William D. Smith, Atlanta, Ga. (Court-appointed), for Busard.

Milton E. Grusmark, Miami Beach, Fla., for Meyer.

John W. Stokes, U. S. Atty., John Milton Turner, Jr., and Robert A. Boas, Asst. U. S. Attys., Atlanta, Ga., for plaintiff-appellee.

Appeals from the United States District Court for the Northern District of Georgia.

Before JONES, WISDOM and AINSWORTH, Circuit Judges.

PER CURIAM:


Busard and Meyer, defendants-appellants, were convicted of knowingly and willfully possessing with intent to distribute a controlled substance, cocaine, in violation of 21 U.S.C. § 841(a) (1).

The contention on appeal that the indictment is duplicitous is without merit. The indictment, in pertinent part, reads as follows:

Busard and Meyer, aided and abetted by each other, knowingly and intentionally did possess with intent to distribute a controlled substance . . . .

The indictment did not charge the defendants with "aiding and abetting"; this language is merely a specification of the manner in which the defendants were guilty of the substantive offense of unlawful possession. As such, the use of this language is permitted by F.R.Crim.P. 7(c) (1). United States v. Bullock, 5 Cir. 1971, 451 F.2d 884, 888; United States v. Duke, 4 Cir. 1969, 409 F.2d 669, 671. Moreover, an objection of this nature, which was not made before the trial, is waived. F.R.Crim.P. 12(b) (2); United States v. Williams, 5 Cir. 1953, 203 F.2d 572, 573, Cert. denied, 346 U.S. 822, 74 S. Ct. 37, 98 L. Ed. 347.

..........

PROBLEMS TO WORK ON =>
1. Using the court opinion, explain in one to three sentences why the court rejects the claim that the indictment is duplicitous.
2. Continue the court opinion after its last sentence.
The records have no connection to the court opinion.

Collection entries
..........

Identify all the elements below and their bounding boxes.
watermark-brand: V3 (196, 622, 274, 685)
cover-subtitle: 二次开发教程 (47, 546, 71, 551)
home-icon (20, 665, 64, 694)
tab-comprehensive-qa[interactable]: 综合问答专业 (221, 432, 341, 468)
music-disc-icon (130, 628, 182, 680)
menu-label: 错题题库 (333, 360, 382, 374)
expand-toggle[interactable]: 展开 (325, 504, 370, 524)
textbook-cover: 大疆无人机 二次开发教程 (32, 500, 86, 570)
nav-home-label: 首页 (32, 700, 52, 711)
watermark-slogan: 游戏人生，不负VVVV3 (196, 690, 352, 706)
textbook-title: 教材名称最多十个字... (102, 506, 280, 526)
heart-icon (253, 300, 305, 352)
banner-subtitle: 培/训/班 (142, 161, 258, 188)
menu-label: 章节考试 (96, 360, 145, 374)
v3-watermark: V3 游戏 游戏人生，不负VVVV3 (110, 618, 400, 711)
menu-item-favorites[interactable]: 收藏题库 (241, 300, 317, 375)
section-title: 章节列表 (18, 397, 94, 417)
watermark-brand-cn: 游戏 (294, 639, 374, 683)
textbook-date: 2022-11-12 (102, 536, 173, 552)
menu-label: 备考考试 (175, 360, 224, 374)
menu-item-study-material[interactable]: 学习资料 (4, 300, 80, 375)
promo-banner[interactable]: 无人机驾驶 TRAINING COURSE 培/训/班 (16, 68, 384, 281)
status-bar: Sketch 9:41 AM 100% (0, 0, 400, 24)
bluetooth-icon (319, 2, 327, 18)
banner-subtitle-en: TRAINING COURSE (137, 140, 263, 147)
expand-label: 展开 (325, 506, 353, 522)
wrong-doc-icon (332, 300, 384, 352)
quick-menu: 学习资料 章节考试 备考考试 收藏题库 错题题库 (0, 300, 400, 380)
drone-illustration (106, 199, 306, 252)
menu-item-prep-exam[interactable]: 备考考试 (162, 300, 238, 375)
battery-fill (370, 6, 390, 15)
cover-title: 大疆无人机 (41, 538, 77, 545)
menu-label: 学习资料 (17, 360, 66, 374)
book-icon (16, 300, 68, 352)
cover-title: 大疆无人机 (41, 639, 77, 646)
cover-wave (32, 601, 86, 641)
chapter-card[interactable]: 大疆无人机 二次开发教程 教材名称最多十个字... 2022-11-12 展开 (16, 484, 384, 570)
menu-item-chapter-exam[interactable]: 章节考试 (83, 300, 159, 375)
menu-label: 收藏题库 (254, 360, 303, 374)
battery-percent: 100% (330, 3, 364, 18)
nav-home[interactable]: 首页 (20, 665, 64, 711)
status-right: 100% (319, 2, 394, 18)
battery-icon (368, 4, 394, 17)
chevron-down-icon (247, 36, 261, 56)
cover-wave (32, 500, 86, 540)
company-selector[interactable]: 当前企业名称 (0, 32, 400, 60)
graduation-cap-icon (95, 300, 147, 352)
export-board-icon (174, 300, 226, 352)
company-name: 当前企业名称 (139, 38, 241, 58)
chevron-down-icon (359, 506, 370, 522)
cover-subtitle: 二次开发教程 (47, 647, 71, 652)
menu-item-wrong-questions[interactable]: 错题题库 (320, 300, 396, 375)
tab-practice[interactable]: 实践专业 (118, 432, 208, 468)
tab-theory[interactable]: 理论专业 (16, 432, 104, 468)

..........

RESPONSES IN ORDER =>
1. The indictment did not charge Busard and Meyer with aiding and abetting as a separate offense. That language only specifies how they were guilty of the substantive offense of unlawful possession, and F.R.Crim.P. 7(c)(1) permits such language. The objection was also waived because it was not raised before trial.

2.
Busard contends that an agent's inadvertent revelation to the jury, showing that Busard had previously been arrested, prejudiced their right to a fair trial. The trial court instructed the jury to disregard the statement about Busard's arrest and polled the jury to ascertain whether any juror felt that he or she could not disregard it.1  Moreover, there was such an abundance of inculpatory evidence that the harmless error rule applies, F.R.Crim.P. 52(a); United States v. Ratner, 5 Cir. 1972, 464 F.2d 169.

Both appellants argue that the cocaine seized by narcotics agents was improperly introduced into evidence. The Court finds, however, that there was a rational basis by which the jury could have found that the cocaine was connected to the defendants. See United States v. Montalvo, 2 Cir. 1960, 271 F.2d 922. The evidence was properly admitted.

The Court has considered all the other issues the appellants raised; each lacks sufficient merit to be discussed.

The judgments are affirmed.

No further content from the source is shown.